begin RECORDS FOR THE EXERCISE

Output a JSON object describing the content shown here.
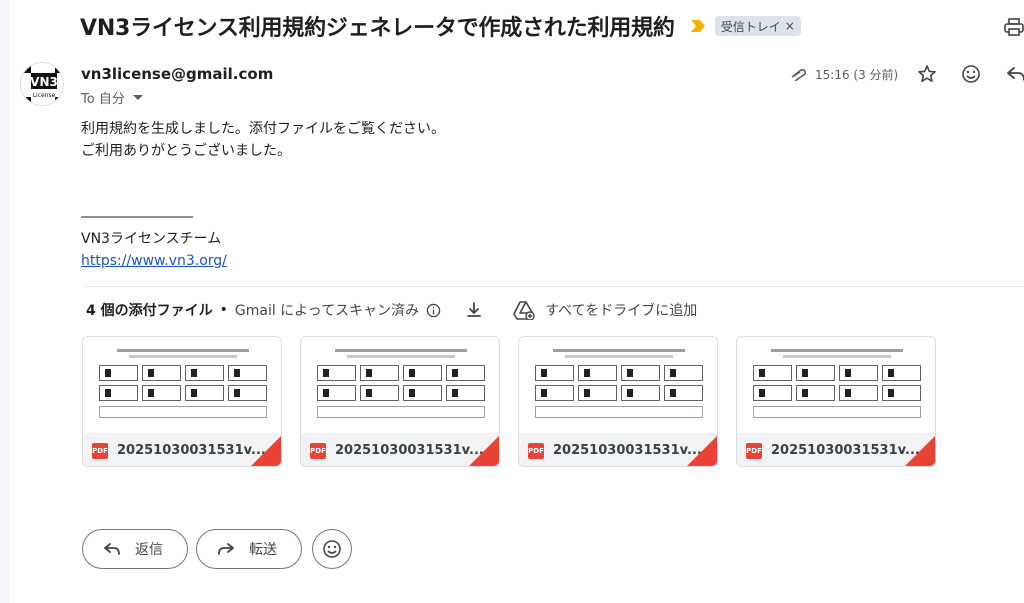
{
  "email": {
    "subject": "VN3ライセンス利用規約ジェネレータで作成された利用規約",
    "label": "受信トレイ",
    "label_remove": "×",
    "sender": "vn3license@gmail.com",
    "to": "To 自分",
    "avatar_text": "VN3",
    "avatar_sub": "License",
    "time": "15:16 (3 分前)",
    "body": {
      "line1": "利用規約を生成しました。添付ファイルをご覧ください。",
      "line2": "ご利用ありがとうございました。",
      "separator": "――――――――",
      "signature": "VN3ライセンスチーム",
      "link": "https://www.vn3.org/"
    }
  },
  "attachments": {
    "count_label": "4 個の添付ファイル",
    "dot": "•",
    "scan_label": "Gmail によってスキャン済み",
    "drive_label": "すべてをドライブに追加",
    "files": [
      {
        "name": "20251030031531v...",
        "type": "PDF"
      },
      {
        "name": "20251030031531v...",
        "type": "PDF"
      },
      {
        "name": "20251030031531v...",
        "type": "PDF"
      },
      {
        "name": "20251030031531v...",
        "type": "PDF"
      }
    ]
  },
  "actions": {
    "reply": "返信",
    "forward": "転送"
  },
  "colors": {
    "link": "#1a55c9",
    "pdf_red": "#ea4335",
    "chip_bg": "#dde3ea",
    "importance": "#f4b400"
  }
}
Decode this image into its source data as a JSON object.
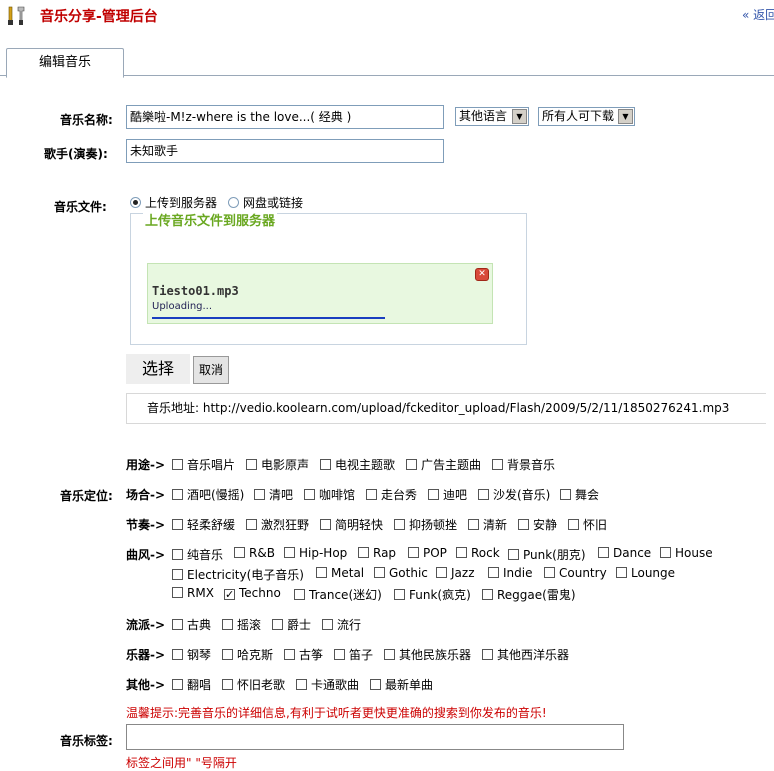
{
  "header": {
    "title": "音乐分享-管理后台",
    "back_link": "« 返回"
  },
  "tab": {
    "label": "编辑音乐"
  },
  "form": {
    "name_label": "音乐名称:",
    "name_value": "酷樂啦-M!z-where is the love...( 经典 )",
    "language_select": "其他语言",
    "download_select": "所有人可下载",
    "singer_label": "歌手(演奏):",
    "singer_value": "未知歌手",
    "file_label": "音乐文件:",
    "radio_upload": "上传到服务器",
    "radio_link": "网盘或链接",
    "upload_legend": "上传音乐文件到服务器",
    "upload_file_name": "Tiesto01.mp3",
    "upload_status": "Uploading...",
    "upload_progress": 0.65,
    "choose_button": "选择",
    "cancel_button": "取消",
    "address_text": "音乐地址: http://vedio.koolearn.com/upload/fckeditor_upload/Flash/2009/5/2/11/1850276241.mp3",
    "position_label": "音乐定位:",
    "tip": "温馨提示:完善音乐的详细信息,有利于试听者更快更准确的搜索到你发布的音乐!",
    "tag_label": "音乐标签:",
    "tag_value": "",
    "tag_hint": "标签之间用\" \"号隔开"
  },
  "groups": {
    "usage": {
      "label": "用途->",
      "options": [
        "音乐唱片",
        "电影原声",
        "电视主题歌",
        "广告主题曲",
        "背景音乐"
      ]
    },
    "occasion": {
      "label": "场合->",
      "options": [
        "酒吧(慢摇)",
        "清吧",
        "咖啡馆",
        "走台秀",
        "迪吧",
        "沙发(音乐)",
        "舞会"
      ]
    },
    "tempo": {
      "label": "节奏->",
      "options": [
        "轻柔舒缓",
        "激烈狂野",
        "简明轻快",
        "抑扬顿挫",
        "清新",
        "安静",
        "怀旧"
      ]
    },
    "style": {
      "label": "曲风->",
      "row1": [
        "纯音乐",
        "R&B",
        "Hip-Hop",
        "Rap",
        "POP",
        "Rock",
        "Punk(朋克)",
        "Dance",
        "House"
      ],
      "row2": [
        "Electricity(电子音乐)",
        "Metal",
        "Gothic",
        "Jazz",
        "Indie",
        "Country",
        "Lounge"
      ],
      "row3": [
        "RMX",
        "Techno",
        "Trance(迷幻)",
        "Funk(疯克)",
        "Reggae(雷鬼)"
      ],
      "checked": "Techno"
    },
    "genre": {
      "label": "流派->",
      "options": [
        "古典",
        "摇滚",
        "爵士",
        "流行"
      ]
    },
    "instrument": {
      "label": "乐器->",
      "options": [
        "钢琴",
        "哈克斯",
        "古筝",
        "笛子",
        "其他民族乐器",
        "其他西洋乐器"
      ]
    },
    "other": {
      "label": "其他->",
      "options": [
        "翻唱",
        "怀旧老歌",
        "卡通歌曲",
        "最新单曲"
      ]
    }
  },
  "colors": {
    "title_red": "#c00000",
    "legend_green": "#6aa821",
    "tip_red": "#cc0000",
    "progress_blue": "#1a3fc0"
  }
}
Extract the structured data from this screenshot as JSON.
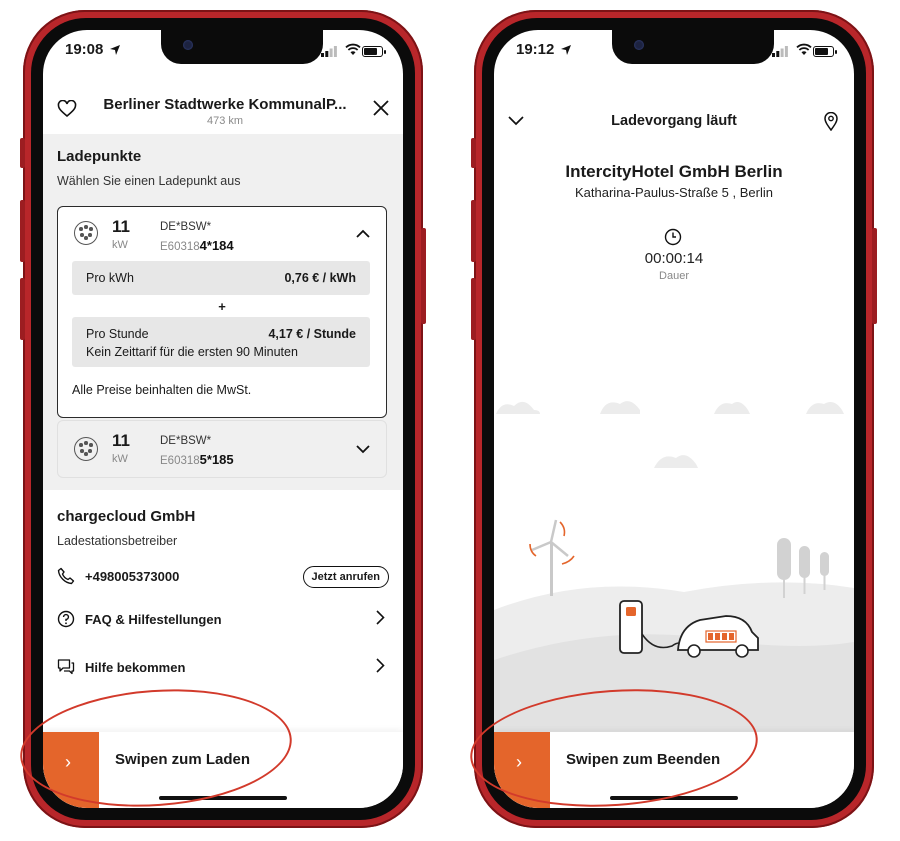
{
  "left": {
    "status_time": "19:08",
    "header": {
      "title": "Berliner Stadtwerke KommunalP...",
      "distance": "473 km"
    },
    "ladepunkte": {
      "title": "Ladepunkte",
      "subtitle": "Wählen Sie einen Ladepunkt aus",
      "points": [
        {
          "kw": "11",
          "unit": "kW",
          "evse_prefix": "DE*BSW*",
          "evse_id_prefix": "E603184",
          "evse_id_bold": "4*184"
        },
        {
          "kw": "11",
          "unit": "kW",
          "evse_prefix": "DE*BSW*",
          "evse_id_prefix": "E603185",
          "evse_id_bold": "5*185"
        }
      ],
      "price_kwh_label": "Pro kWh",
      "price_kwh_value": "0,76 € / kWh",
      "plus": "+",
      "price_hour_label": "Pro Stunde",
      "price_hour_value": "4,17 € / Stunde",
      "price_hour_note": "Kein Zeittarif für die ersten 90 Minuten",
      "vat_note": "Alle Preise beinhalten die MwSt."
    },
    "operator": {
      "name": "chargecloud GmbH",
      "role": "Ladestationsbetreiber"
    },
    "phone": "+498005373000",
    "call_button": "Jetzt anrufen",
    "faq": "FAQ & Hilfestellungen",
    "help": "Hilfe bekommen",
    "swipe_label": "Swipen zum Laden",
    "swipe_arrow": "›"
  },
  "right": {
    "status_time": "19:12",
    "header_title": "Ladevorgang läuft",
    "site_name": "IntercityHotel GmbH Berlin",
    "address": "Katharina-Paulus-Straße 5 , Berlin",
    "timer": "00:00:14",
    "timer_label": "Dauer",
    "swipe_label": "Swipen zum Beenden",
    "swipe_arrow": "›"
  },
  "colors": {
    "accent": "#e4652b",
    "phone_frame": "#b8262a",
    "annotation": "#d23a2b"
  }
}
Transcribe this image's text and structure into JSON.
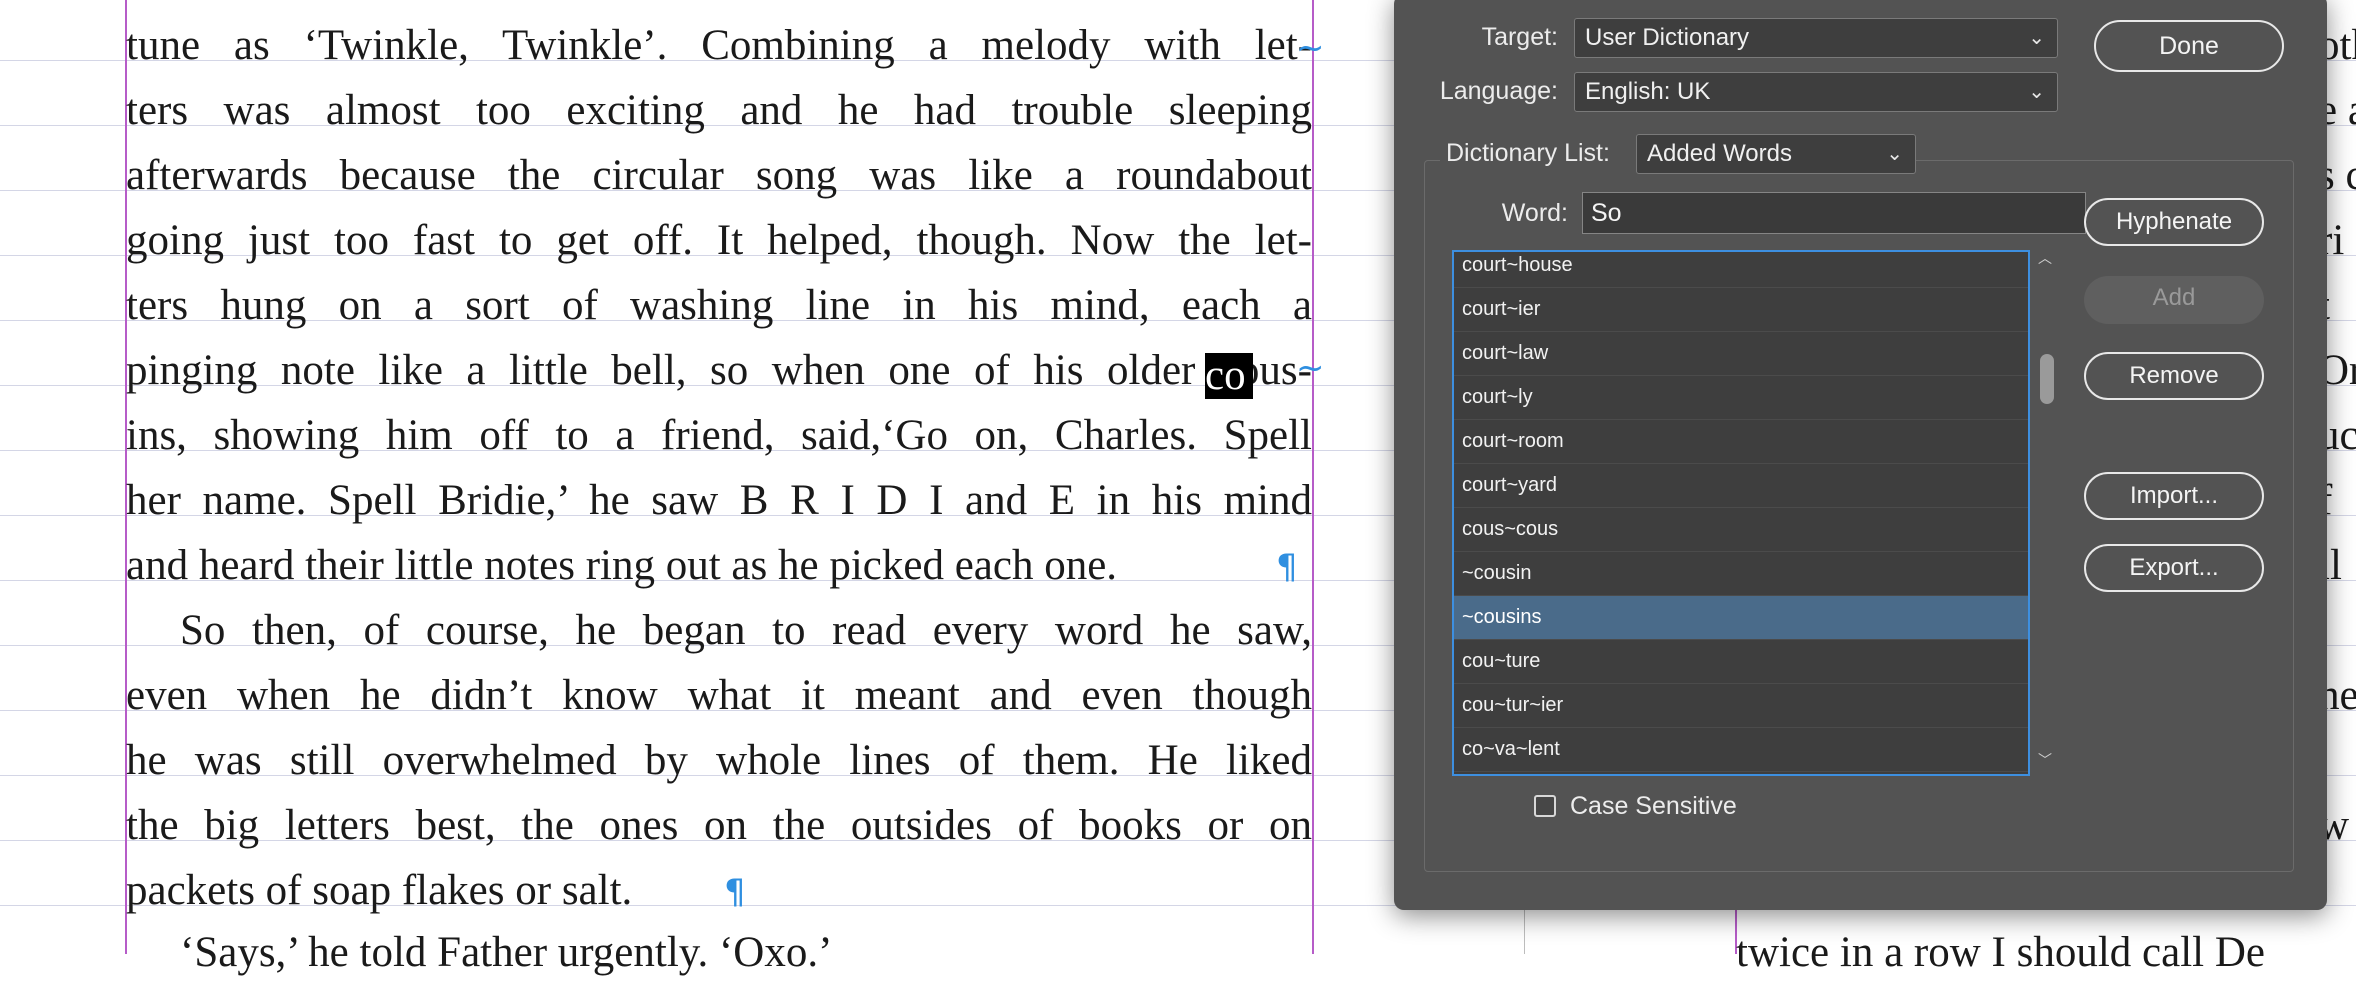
{
  "document": {
    "left_lines": [
      "tune as ‘Twinkle, Twinkle’. Combining a melody with let-",
      "ters was almost too exciting and he had trouble sleeping",
      "afterwards because the circular song was like a roundabout",
      "going just too fast to get off. It helped, though. Now the let-",
      "ters hung on a sort of washing line in his mind, each a",
      "pinging note like a little bell, so when one of his older cous-",
      "ins, showing him off to a friend, said,‘Go on, Charles. Spell",
      "her name. Spell Bridie,’ he saw B R I D I and E in his mind",
      "and heard their little notes ring out as he picked each one.",
      "So then, of course, he began to read every word he saw,",
      "even when he didn’t know what it meant and even though",
      "he was still overwhelmed by whole lines of them. He liked",
      "the big letters best, the ones on the outsides of books or on",
      "packets of soap flakes or salt.",
      "‘Says,’ he told Father urgently. ‘Oxo.’"
    ],
    "selected_text": "co",
    "pilcrow": "¶",
    "hyphen_mark": "~",
    "right_fragments": [
      "oth",
      "e a",
      "s c",
      "ri",
      "t",
      "Or",
      "uc",
      "f",
      "ll",
      "he",
      "w"
    ],
    "right_bottom_line": "twice in a row I should call De"
  },
  "dialog": {
    "target_label": "Target:",
    "target_value": "User Dictionary",
    "language_label": "Language:",
    "language_value": "English: UK",
    "dictionary_list_label": "Dictionary List:",
    "dictionary_list_value": "Added Words",
    "word_label": "Word:",
    "word_value": "So",
    "buttons": {
      "done": "Done",
      "hyphenate": "Hyphenate",
      "add": "Add",
      "remove": "Remove",
      "import": "Import...",
      "export": "Export..."
    },
    "list_items": [
      "court~house",
      "court~ier",
      "court~law",
      "court~ly",
      "court~room",
      "court~yard",
      "cous~cous",
      "~cousin",
      "~cousins",
      "cou~ture",
      "cou~tur~ier",
      "co~va~lent"
    ],
    "selected_item": "~cousins",
    "case_sensitive_label": "Case Sensitive",
    "case_sensitive_checked": false,
    "chevron_icon": "chevron-down-icon"
  },
  "colors": {
    "dialog_bg": "#535353",
    "list_selection": "#4a6b8a",
    "focus_ring": "#3d8fe0",
    "invisibles": "#2f8fe0",
    "margin_guide": "#b65cc8"
  }
}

end RECORDS FOR THE EXERCISE

▸ GOAL
State the number of lines above that hold the string "data", with nothing added.

▸ SOLUTION TO THIS EXERCISE
2